In the material below, the lines containing the word "this" are required; copy each of them.

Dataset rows

<<<<

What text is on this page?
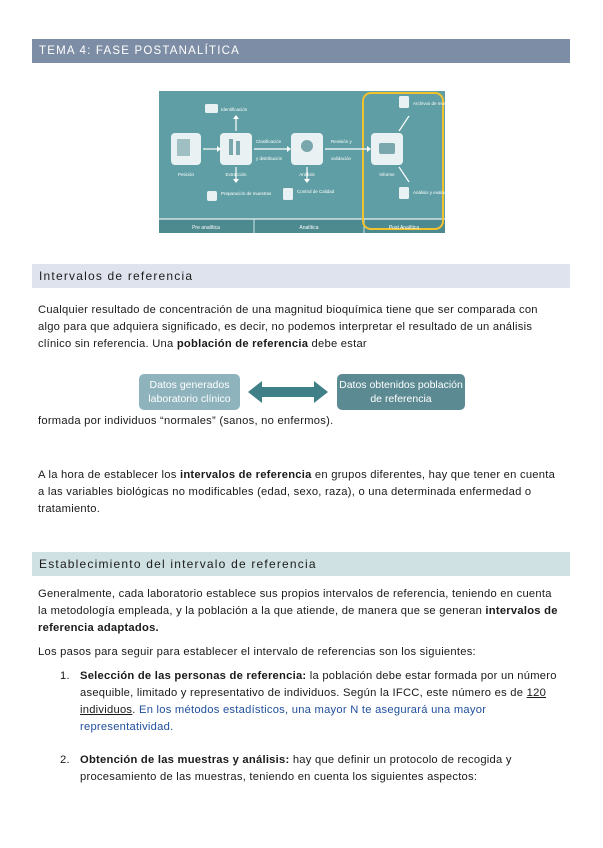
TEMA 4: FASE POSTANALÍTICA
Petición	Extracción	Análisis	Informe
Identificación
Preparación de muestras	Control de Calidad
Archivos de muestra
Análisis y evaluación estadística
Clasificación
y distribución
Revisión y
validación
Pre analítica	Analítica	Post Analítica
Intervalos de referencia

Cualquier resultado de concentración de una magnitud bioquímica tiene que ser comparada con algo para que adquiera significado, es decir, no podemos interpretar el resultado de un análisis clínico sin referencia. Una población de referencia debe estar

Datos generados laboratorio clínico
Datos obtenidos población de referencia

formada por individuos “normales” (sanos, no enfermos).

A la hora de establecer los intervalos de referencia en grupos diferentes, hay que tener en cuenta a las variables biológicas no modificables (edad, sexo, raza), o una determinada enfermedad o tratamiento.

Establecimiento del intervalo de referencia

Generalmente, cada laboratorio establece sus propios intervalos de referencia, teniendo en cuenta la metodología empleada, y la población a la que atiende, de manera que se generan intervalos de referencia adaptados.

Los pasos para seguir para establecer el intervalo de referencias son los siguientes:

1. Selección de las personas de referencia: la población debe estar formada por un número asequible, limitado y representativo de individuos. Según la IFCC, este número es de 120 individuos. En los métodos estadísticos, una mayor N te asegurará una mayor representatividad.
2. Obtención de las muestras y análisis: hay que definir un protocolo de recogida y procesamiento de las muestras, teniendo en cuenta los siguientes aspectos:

>>>>
<<<<

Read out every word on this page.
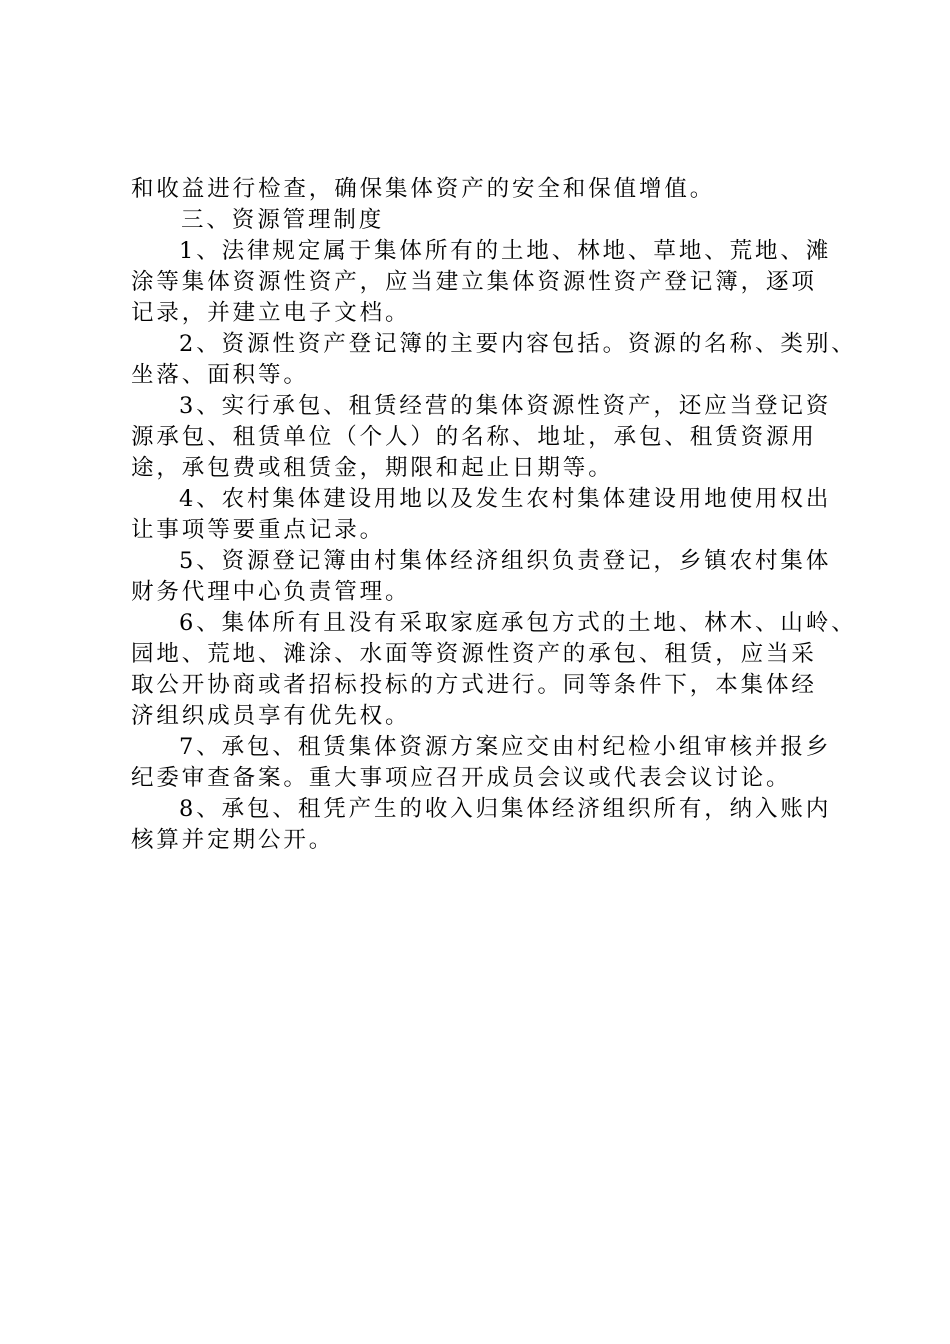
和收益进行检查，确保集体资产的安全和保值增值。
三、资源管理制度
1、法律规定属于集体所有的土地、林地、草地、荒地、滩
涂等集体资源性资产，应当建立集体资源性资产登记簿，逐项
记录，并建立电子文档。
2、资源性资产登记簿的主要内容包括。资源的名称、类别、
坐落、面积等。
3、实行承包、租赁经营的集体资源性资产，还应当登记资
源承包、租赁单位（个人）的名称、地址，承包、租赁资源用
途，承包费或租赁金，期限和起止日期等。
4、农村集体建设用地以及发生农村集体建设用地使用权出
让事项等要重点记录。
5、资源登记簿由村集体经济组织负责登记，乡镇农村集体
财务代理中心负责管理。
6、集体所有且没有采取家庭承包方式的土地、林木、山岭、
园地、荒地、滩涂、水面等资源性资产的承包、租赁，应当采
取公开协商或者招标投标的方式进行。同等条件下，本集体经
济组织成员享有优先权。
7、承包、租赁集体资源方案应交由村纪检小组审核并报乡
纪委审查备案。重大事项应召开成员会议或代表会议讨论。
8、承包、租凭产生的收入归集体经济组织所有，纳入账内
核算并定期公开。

>>>>

RESULT OF THE EXERCISE:
What text is on this page?
Read out every word on this page.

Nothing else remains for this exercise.